TASK INSTRUCTIONS: Copy each line that contains the word "background".

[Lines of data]
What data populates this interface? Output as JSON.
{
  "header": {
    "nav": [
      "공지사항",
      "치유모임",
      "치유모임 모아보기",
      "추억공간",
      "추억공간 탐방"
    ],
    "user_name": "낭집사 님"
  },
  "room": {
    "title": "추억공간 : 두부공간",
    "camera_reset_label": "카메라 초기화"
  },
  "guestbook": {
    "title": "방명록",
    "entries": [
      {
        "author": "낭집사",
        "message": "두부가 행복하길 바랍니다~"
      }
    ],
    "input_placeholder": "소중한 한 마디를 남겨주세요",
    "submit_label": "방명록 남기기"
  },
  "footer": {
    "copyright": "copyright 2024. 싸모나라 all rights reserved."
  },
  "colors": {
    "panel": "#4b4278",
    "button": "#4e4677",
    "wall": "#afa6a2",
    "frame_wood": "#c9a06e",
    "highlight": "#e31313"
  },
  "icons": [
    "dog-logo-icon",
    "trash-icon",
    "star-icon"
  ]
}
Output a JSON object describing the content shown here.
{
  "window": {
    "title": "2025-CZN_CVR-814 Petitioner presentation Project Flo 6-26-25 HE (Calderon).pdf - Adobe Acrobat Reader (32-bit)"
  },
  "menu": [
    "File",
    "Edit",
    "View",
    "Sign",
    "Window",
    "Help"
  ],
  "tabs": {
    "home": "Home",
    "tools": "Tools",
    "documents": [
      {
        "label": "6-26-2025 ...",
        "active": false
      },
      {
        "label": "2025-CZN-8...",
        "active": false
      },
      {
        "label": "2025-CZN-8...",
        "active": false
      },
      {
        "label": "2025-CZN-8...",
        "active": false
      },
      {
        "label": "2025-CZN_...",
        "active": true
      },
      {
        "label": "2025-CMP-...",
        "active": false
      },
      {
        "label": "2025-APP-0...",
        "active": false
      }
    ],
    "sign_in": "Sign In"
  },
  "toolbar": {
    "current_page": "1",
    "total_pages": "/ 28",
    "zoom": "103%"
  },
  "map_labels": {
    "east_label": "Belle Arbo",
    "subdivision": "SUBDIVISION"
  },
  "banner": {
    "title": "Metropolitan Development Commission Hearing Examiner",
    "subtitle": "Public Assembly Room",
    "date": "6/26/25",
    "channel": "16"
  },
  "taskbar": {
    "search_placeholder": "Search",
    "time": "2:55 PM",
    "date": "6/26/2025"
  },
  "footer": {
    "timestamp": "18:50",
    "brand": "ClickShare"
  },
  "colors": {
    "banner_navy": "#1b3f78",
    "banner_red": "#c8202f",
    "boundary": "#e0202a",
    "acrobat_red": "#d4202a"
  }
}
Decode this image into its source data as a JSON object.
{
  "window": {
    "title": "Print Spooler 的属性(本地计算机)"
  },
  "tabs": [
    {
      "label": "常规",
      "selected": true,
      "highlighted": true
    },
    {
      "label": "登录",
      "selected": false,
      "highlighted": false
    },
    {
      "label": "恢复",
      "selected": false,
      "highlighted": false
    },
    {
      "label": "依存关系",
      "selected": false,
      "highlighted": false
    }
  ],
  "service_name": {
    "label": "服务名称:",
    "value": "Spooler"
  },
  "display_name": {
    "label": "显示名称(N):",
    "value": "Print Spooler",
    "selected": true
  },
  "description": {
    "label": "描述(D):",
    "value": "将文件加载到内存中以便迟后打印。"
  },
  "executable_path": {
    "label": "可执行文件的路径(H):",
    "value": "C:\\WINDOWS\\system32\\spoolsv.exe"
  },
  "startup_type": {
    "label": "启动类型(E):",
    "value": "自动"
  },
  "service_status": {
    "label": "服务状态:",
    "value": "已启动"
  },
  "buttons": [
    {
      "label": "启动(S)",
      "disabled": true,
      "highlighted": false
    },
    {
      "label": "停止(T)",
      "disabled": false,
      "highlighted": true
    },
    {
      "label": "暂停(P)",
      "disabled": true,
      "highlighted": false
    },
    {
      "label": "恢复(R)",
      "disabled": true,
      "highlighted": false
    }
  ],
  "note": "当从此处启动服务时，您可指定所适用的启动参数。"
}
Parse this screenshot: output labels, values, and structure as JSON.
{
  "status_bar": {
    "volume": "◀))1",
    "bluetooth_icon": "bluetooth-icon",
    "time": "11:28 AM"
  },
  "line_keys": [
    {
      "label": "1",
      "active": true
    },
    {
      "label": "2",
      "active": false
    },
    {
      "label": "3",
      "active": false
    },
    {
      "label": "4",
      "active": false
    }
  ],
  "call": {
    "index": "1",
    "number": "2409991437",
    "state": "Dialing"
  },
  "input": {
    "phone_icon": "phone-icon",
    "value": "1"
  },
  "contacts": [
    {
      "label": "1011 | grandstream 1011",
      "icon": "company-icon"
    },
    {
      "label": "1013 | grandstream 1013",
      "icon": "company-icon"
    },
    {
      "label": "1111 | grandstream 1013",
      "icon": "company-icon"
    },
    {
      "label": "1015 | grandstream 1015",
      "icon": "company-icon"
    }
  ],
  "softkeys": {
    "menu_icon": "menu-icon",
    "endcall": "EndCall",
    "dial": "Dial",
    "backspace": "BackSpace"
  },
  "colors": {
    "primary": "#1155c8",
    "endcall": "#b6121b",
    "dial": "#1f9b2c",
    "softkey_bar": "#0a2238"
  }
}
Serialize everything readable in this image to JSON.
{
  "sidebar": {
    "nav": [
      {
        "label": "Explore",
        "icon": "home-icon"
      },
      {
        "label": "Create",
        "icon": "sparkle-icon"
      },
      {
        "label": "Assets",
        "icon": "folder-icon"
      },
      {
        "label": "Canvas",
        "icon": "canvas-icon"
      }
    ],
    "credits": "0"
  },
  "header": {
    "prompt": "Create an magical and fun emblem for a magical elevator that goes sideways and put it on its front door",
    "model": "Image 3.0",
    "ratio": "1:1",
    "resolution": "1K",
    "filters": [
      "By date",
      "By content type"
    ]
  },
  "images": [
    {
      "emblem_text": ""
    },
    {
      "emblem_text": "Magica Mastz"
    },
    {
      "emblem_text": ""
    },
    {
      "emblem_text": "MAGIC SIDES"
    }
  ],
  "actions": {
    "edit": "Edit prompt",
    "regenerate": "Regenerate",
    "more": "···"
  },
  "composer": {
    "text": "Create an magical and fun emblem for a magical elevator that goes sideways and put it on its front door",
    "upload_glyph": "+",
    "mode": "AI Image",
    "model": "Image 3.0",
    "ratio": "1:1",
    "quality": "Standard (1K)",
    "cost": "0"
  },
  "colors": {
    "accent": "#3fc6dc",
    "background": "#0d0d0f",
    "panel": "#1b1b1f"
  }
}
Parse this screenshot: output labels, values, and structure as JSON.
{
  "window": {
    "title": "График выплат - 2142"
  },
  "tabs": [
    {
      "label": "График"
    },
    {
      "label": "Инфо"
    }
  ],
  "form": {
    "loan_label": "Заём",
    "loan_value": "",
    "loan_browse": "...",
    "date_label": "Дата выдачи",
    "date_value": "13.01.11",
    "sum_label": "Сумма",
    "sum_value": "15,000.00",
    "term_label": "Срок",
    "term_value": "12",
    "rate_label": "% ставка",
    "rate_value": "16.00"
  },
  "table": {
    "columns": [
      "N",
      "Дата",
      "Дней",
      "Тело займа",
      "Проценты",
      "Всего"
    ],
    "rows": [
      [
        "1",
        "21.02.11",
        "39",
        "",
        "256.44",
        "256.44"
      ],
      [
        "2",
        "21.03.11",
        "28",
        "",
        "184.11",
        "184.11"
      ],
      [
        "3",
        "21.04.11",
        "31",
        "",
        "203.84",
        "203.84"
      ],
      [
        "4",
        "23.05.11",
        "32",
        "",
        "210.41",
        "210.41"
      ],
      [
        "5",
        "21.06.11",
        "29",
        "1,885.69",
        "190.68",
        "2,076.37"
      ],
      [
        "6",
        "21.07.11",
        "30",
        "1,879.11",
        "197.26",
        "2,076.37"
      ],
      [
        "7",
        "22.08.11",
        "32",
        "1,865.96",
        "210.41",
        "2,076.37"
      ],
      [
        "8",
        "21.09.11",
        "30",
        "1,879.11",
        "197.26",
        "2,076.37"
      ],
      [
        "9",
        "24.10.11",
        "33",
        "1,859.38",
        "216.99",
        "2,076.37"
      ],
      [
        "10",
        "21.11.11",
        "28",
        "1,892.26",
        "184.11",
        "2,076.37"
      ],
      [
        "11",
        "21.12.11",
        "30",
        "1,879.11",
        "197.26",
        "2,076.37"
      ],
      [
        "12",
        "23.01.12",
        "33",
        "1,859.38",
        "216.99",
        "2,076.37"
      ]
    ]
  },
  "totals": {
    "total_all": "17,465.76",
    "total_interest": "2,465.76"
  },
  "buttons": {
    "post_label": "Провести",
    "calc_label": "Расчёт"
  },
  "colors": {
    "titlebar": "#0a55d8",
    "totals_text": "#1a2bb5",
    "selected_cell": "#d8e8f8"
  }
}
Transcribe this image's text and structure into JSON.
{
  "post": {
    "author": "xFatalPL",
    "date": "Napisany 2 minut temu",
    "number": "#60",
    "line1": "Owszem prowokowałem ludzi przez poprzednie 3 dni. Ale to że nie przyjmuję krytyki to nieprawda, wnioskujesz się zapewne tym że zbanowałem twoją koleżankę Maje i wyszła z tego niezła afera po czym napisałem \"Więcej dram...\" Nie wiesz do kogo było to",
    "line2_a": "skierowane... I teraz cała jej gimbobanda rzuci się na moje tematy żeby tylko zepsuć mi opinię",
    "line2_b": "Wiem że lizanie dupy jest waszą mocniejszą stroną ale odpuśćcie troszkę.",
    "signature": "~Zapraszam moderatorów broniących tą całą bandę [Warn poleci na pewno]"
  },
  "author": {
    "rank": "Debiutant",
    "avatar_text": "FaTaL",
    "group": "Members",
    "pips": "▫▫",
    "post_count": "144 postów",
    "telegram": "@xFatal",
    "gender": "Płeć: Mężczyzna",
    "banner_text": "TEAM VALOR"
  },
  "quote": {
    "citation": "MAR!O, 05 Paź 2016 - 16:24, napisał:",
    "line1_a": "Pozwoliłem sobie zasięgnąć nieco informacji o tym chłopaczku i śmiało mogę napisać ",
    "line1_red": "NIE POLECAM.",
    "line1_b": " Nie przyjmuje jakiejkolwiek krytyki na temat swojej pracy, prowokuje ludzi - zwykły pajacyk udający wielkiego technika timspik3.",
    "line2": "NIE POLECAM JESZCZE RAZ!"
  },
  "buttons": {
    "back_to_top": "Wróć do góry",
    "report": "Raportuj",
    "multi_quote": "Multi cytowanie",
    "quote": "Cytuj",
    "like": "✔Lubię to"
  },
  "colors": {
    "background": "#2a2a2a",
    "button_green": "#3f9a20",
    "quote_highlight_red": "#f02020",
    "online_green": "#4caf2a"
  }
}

ANSWER FOR THE TASK:
    "background": "#0d0d0f",
    "background": "#2a2a2a",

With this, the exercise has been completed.